= Exercise brief =
Which lines of the material below contain the string "oder" with matching case? Gather each of those lines and copy it out in full.

= Supplied entries =

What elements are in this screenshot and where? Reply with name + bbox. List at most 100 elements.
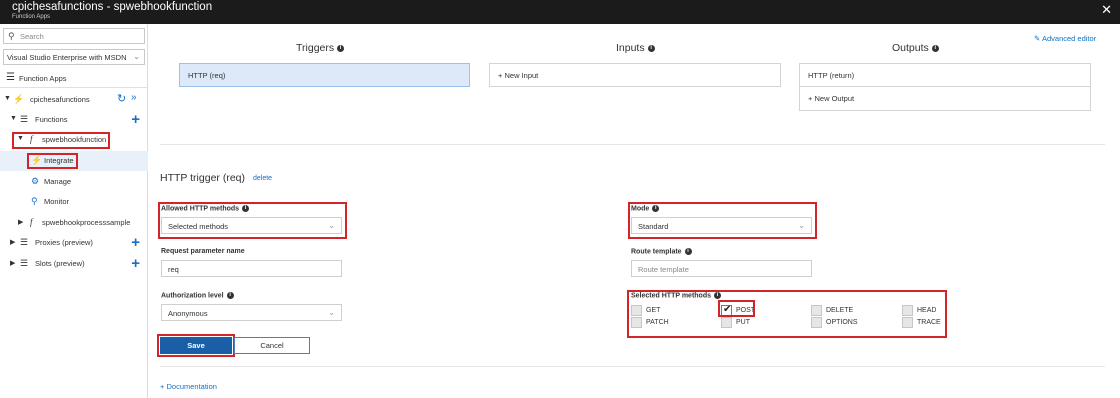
function-apps-header[interactable]: ☰ Function Apps [0,68,148,88]
request-param-input[interactable]: req [161,260,342,277]
chevron-down-icon: ⌄ [133,52,140,61]
tree-item-functions[interactable]: ▼ ☰ Functions + [0,110,148,130]
documentation-link[interactable]: + Documentation [160,382,217,391]
triggers-title-text: Triggers [296,42,335,54]
checkbox-patch[interactable] [631,317,642,328]
chevron-down-icon: ⌄ [328,308,335,317]
plus-icon: + [498,71,503,80]
auth-level-label-text: Authorization level [161,292,224,300]
checkbox-delete[interactable] [811,305,822,316]
divider [160,144,1105,145]
gear-icon: ⚙ [31,176,40,186]
caret-right-icon[interactable]: ▶ [10,259,15,267]
manage-label: Manage [44,177,72,186]
highlight-box [12,132,110,149]
auth-level-value: Anonymous [168,309,208,318]
tree-item-monitor[interactable]: ⚲ Monitor [0,192,148,212]
add-proxy-plus-icon[interactable]: + [131,234,140,251]
delete-label: DELETE [826,307,854,314]
delete-link[interactable]: delete [253,175,272,182]
info-icon[interactable]: i [714,292,722,299]
advanced-editor-label: Advanced editor [1041,34,1097,43]
main-panel: Triggers i Inputs i Outputs i ✎ Advanced ed… [148,24,1120,398]
selected-methods-label: Selected HTTP methods i [631,292,722,299]
trigger-label: HTTP (req) [188,71,226,80]
info-icon[interactable]: i [337,44,345,52]
close-icon[interactable]: ✕ [1101,2,1112,18]
get-label: GET [646,307,661,314]
checkbox-head[interactable] [902,305,913,316]
triggers-title: Triggers i [296,42,345,54]
head-label: HEAD [917,307,937,314]
magnifier-icon: ⚲ [31,196,38,206]
list-icon: ☰ [20,258,29,268]
route-template-label: Route template i [631,248,692,255]
refresh-icon[interactable]: ↻ [117,92,126,105]
trigger-http-req[interactable]: HTTP (req) [179,63,470,87]
double-chevron-icon[interactable]: » [131,92,137,103]
add-slot-plus-icon[interactable]: + [131,255,140,272]
options-label: OPTIONS [826,319,858,326]
divider [160,366,1105,367]
highlight-box [718,300,755,317]
sidebar: ⚲ Search Visual Studio Enterprise with M… [0,24,148,398]
info-icon[interactable]: i [226,292,234,299]
new-output-button[interactable]: + New Output [800,87,1090,110]
subscription-dropdown[interactable]: Visual Studio Enterprise with MSDN ⌄ [3,49,145,65]
window-title: cpichesafunctions - spwebhookfunction [12,1,213,13]
new-input-button[interactable]: + New Input [489,63,781,87]
tree-item-spwebhookprocesssample[interactable]: ▶ f spwebhookprocesssample [0,213,148,233]
new-input-label: New Input [504,71,539,80]
function-apps-label: Function Apps [19,74,67,83]
request-param-label: Request parameter name [161,248,245,255]
tree-item-proxies[interactable]: ▶ ☰ Proxies (preview) + [0,233,148,253]
request-param-value: req [168,265,179,274]
advanced-editor-link[interactable]: ✎ Advanced editor [1034,34,1096,43]
cancel-button[interactable]: Cancel [234,337,310,354]
route-template-input[interactable]: Route template [631,260,812,277]
auth-level-dropdown[interactable]: Anonymous ⌄ [161,304,342,321]
checkbox-trace[interactable] [902,317,913,328]
info-icon[interactable]: i [684,248,692,255]
highlight-box [158,202,347,239]
trace-label: TRACE [917,319,941,326]
info-icon[interactable]: i [931,44,939,52]
outputs-title-text: Outputs [892,42,929,54]
highlight-box [628,202,817,239]
plus-icon: + [160,382,165,391]
new-output-label: New Output [814,94,855,103]
caret-right-icon[interactable]: ▶ [10,238,15,246]
output-http-return[interactable]: HTTP (return) [800,64,1090,87]
patch-label: PATCH [646,319,669,326]
subscription-value: Visual Studio Enterprise with MSDN [7,53,127,62]
put-label: PUT [736,319,750,326]
inputs-title-text: Inputs [616,42,645,54]
caret-right-icon[interactable]: ▶ [18,218,23,226]
inputs-title: Inputs i [616,42,655,54]
caret-down-icon[interactable]: ▼ [4,95,11,102]
outputs-box: HTTP (return) + New Output [799,63,1091,111]
plus-icon: + [808,94,813,103]
title-bar: cpichesafunctions - spwebhookfunction Fu… [0,0,1120,24]
checkbox-put[interactable] [721,317,732,328]
app-label: cpichesafunctions [30,95,90,104]
slots-label: Slots (preview) [35,259,85,268]
search-input[interactable]: ⚲ Search [3,28,145,44]
add-function-plus-icon[interactable]: + [131,111,140,128]
documentation-label: Documentation [166,382,217,391]
caret-down-icon[interactable]: ▼ [10,115,17,122]
other-function-label: spwebhookprocesssample [42,218,131,227]
highlight-box [27,153,78,169]
list-icon: ☰ [20,237,29,247]
tree-item-manage[interactable]: ⚙ Manage [0,172,148,192]
proxies-label: Proxies (preview) [35,238,93,247]
monitor-label: Monitor [44,197,70,206]
functions-label: Functions [35,115,68,124]
tree-item-slots[interactable]: ▶ ☰ Slots (preview) + [0,254,148,274]
list-icon: ☰ [20,114,29,124]
tree-item-app[interactable]: ▼ ⚡ cpichesafunctions ↻ » [0,90,148,110]
new-output-text: + New Output [808,94,854,103]
checkbox-options[interactable] [811,317,822,328]
checkbox-get[interactable] [631,305,642,316]
info-icon[interactable]: i [647,44,655,52]
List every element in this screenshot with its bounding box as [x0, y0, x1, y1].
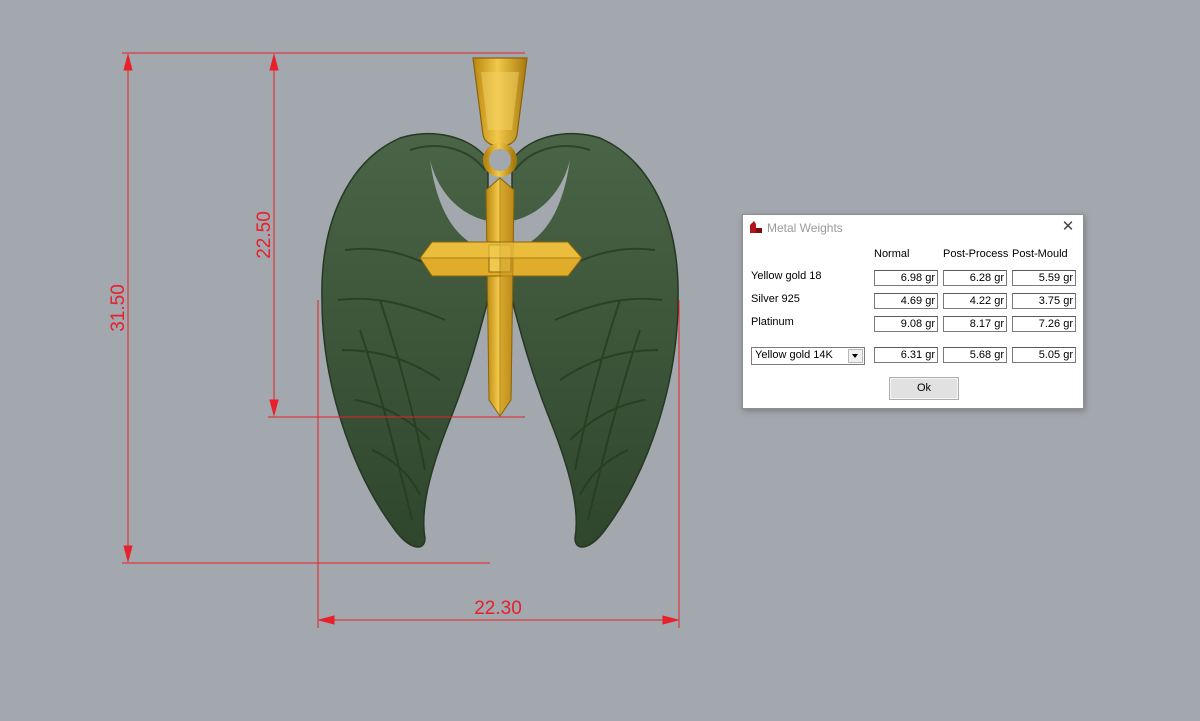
weight-field[interactable]: 6.31 gr — [874, 347, 938, 363]
dimension-total-height: 31.50 — [108, 284, 129, 332]
alloy-select[interactable]: Yellow gold 14K — [751, 347, 865, 365]
row-label-silver-925: Silver 925 — [751, 293, 800, 305]
row-label-platinum: Platinum — [751, 316, 794, 328]
app-icon — [750, 221, 762, 233]
weight-field[interactable]: 5.05 gr — [1012, 347, 1076, 363]
ok-button[interactable]: Ok — [889, 377, 959, 400]
dimension-width: 22.30 — [474, 598, 522, 619]
weight-field[interactable]: 5.59 gr — [1012, 270, 1076, 286]
dimension-cross-height: 22.50 — [254, 211, 275, 259]
weight-field[interactable]: 7.26 gr — [1012, 316, 1076, 332]
dropdown-arrow-icon[interactable] — [848, 349, 863, 363]
dialog-titlebar[interactable]: Metal Weights ✕ — [743, 215, 1083, 239]
weight-field[interactable]: 5.68 gr — [943, 347, 1007, 363]
alloy-select-value: Yellow gold 14K — [755, 349, 833, 361]
weight-field[interactable]: 8.17 gr — [943, 316, 1007, 332]
weight-field[interactable]: 9.08 gr — [874, 316, 938, 332]
row-label-yellow-gold-18: Yellow gold 18 — [751, 270, 822, 282]
left-wing — [321, 132, 489, 548]
weight-field[interactable]: 3.75 gr — [1012, 293, 1076, 309]
jump-ring — [483, 143, 517, 177]
weight-field[interactable]: 4.22 gr — [943, 293, 1007, 309]
column-header-post-mould: Post-Mould — [1012, 248, 1068, 260]
metal-weights-dialog: Metal Weights ✕ Normal Post-Process Post… — [742, 214, 1084, 409]
column-header-post-process: Post-Process — [943, 248, 1009, 260]
close-icon[interactable]: ✕ — [1059, 218, 1077, 236]
weight-field[interactable]: 6.28 gr — [943, 270, 1007, 286]
dialog-title: Metal Weights — [767, 221, 843, 235]
weight-field[interactable]: 4.69 gr — [874, 293, 938, 309]
column-header-normal: Normal — [874, 248, 910, 260]
pendant-model — [321, 57, 679, 548]
weight-field[interactable]: 6.98 gr — [874, 270, 938, 286]
right-wing — [511, 132, 679, 548]
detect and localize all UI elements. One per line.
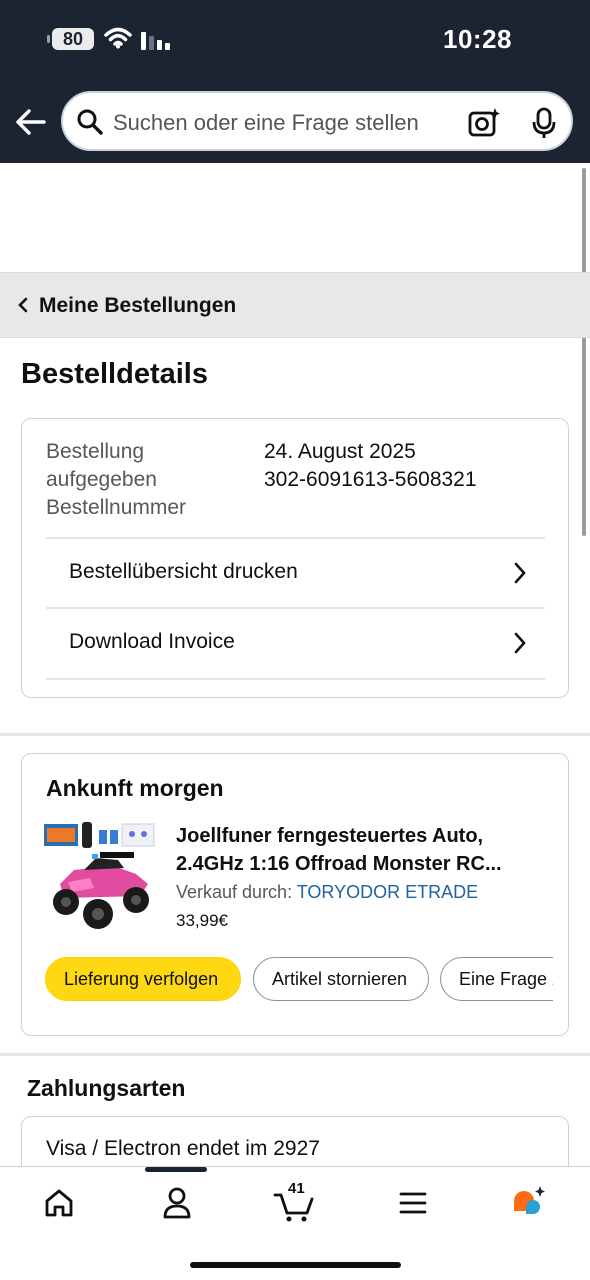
scrollbar[interactable]	[582, 168, 586, 536]
order-meta-labels: Bestellung aufgegeben Bestellnummer	[46, 438, 226, 522]
order-date: 24. August 2025	[264, 440, 416, 463]
chevron-right-icon	[514, 632, 526, 654]
camera-sparkle-icon[interactable]	[467, 107, 501, 139]
page-title: Bestelldetails	[21, 358, 208, 390]
search-icon	[77, 109, 103, 135]
cancel-item-button[interactable]: Artikel stornieren	[253, 957, 429, 1001]
nav-account[interactable]	[145, 1167, 207, 1223]
shipment-card: Ankunft morgen Joellfuner ferngesteuerte…	[21, 753, 569, 1036]
shipment-actions: Lieferung verfolgen Artikel stornieren E…	[45, 957, 553, 1003]
status-bar: 80 10:28	[0, 0, 590, 82]
row-divider	[46, 678, 545, 680]
card-name: Visa / Electron	[46, 1137, 182, 1160]
user-icon	[163, 1187, 191, 1219]
label-order-number: Bestellnummer	[46, 496, 187, 519]
product-title-line1: Joellfuner ferngesteuertes Auto,	[176, 825, 484, 847]
chevron-left-icon	[18, 297, 28, 313]
product-title[interactable]: Joellfuner ferngesteuertes Auto, 2.4GHz …	[176, 822, 546, 878]
battery-indicator: 80	[47, 28, 94, 50]
search-bar[interactable]: Suchen oder eine Frage stellen	[61, 91, 573, 151]
label-placed: aufgegeben	[46, 468, 157, 491]
nav-home[interactable]	[37, 1183, 81, 1223]
download-invoice-row[interactable]: Download Invoice	[46, 607, 545, 677]
payment-method: Visa / Electron endet im 2927	[46, 1137, 320, 1161]
microphone-icon[interactable]	[531, 107, 557, 139]
search-input[interactable]: Suchen oder eine Frage stellen	[113, 110, 419, 136]
wifi-icon	[104, 27, 132, 49]
active-indicator	[145, 1167, 207, 1172]
print-summary-label: Bestellübersicht drucken	[69, 560, 298, 583]
home-indicator	[190, 1262, 401, 1268]
card-ending: endet im 2927	[186, 1137, 320, 1160]
arrival-status: Ankunft morgen	[46, 775, 224, 801]
order-meta-values: 24. August 2025 302-6091613-5608321	[264, 438, 477, 494]
order-info-card: Bestellung aufgegeben Bestellnummer 24. …	[21, 418, 569, 698]
breadcrumb[interactable]: Meine Bestellungen	[0, 272, 590, 338]
chevron-right-icon	[514, 562, 526, 584]
seller-info: Verkauf durch: TORYODOR ETRADE	[176, 882, 478, 903]
payment-title: Zahlungsarten	[27, 1075, 186, 1101]
home-icon	[45, 1189, 73, 1217]
nav-cart[interactable]: 41	[272, 1180, 316, 1223]
print-summary-row[interactable]: Bestellübersicht drucken	[46, 537, 545, 607]
nav-menu[interactable]	[391, 1183, 435, 1223]
ai-assistant-icon	[514, 1186, 545, 1214]
nav-assistant[interactable]	[510, 1183, 554, 1223]
top-bar: 80 10:28 Suchen oder eine Frage stellen	[0, 0, 590, 163]
cart-count: 41	[288, 1180, 305, 1197]
product-title-line2: 2.4GHz 1:16 Offroad Monster RC...	[176, 853, 502, 875]
label-order: Bestellung	[46, 440, 145, 463]
section-divider	[0, 1053, 590, 1056]
seller-prefix: Verkauf durch:	[176, 882, 293, 902]
order-number: 302-6091613-5608321	[264, 468, 477, 491]
product-image[interactable]	[44, 822, 156, 932]
back-arrow-icon[interactable]	[14, 104, 48, 140]
product-price: 33,99€	[176, 911, 228, 930]
menu-icon	[399, 1192, 427, 1214]
cell-signal-icon	[141, 30, 173, 50]
section-divider	[0, 733, 590, 736]
track-delivery-button[interactable]: Lieferung verfolgen	[45, 957, 241, 1001]
ask-question-button[interactable]: Eine Frage z	[440, 957, 553, 1001]
download-invoice-label: Download Invoice	[69, 630, 235, 653]
clock: 10:28	[443, 24, 512, 54]
breadcrumb-label[interactable]: Meine Bestellungen	[39, 294, 236, 318]
seller-link[interactable]: TORYODOR ETRADE	[297, 882, 478, 902]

= Solved problem =
search-bar[interactable]: Suchen oder eine Frage stellen	[61, 91, 573, 151]
search-input[interactable]: Suchen oder eine Frage stellen	[113, 110, 419, 136]
top-bar: 80 10:28 Suchen oder eine Frage stellen	[0, 0, 590, 163]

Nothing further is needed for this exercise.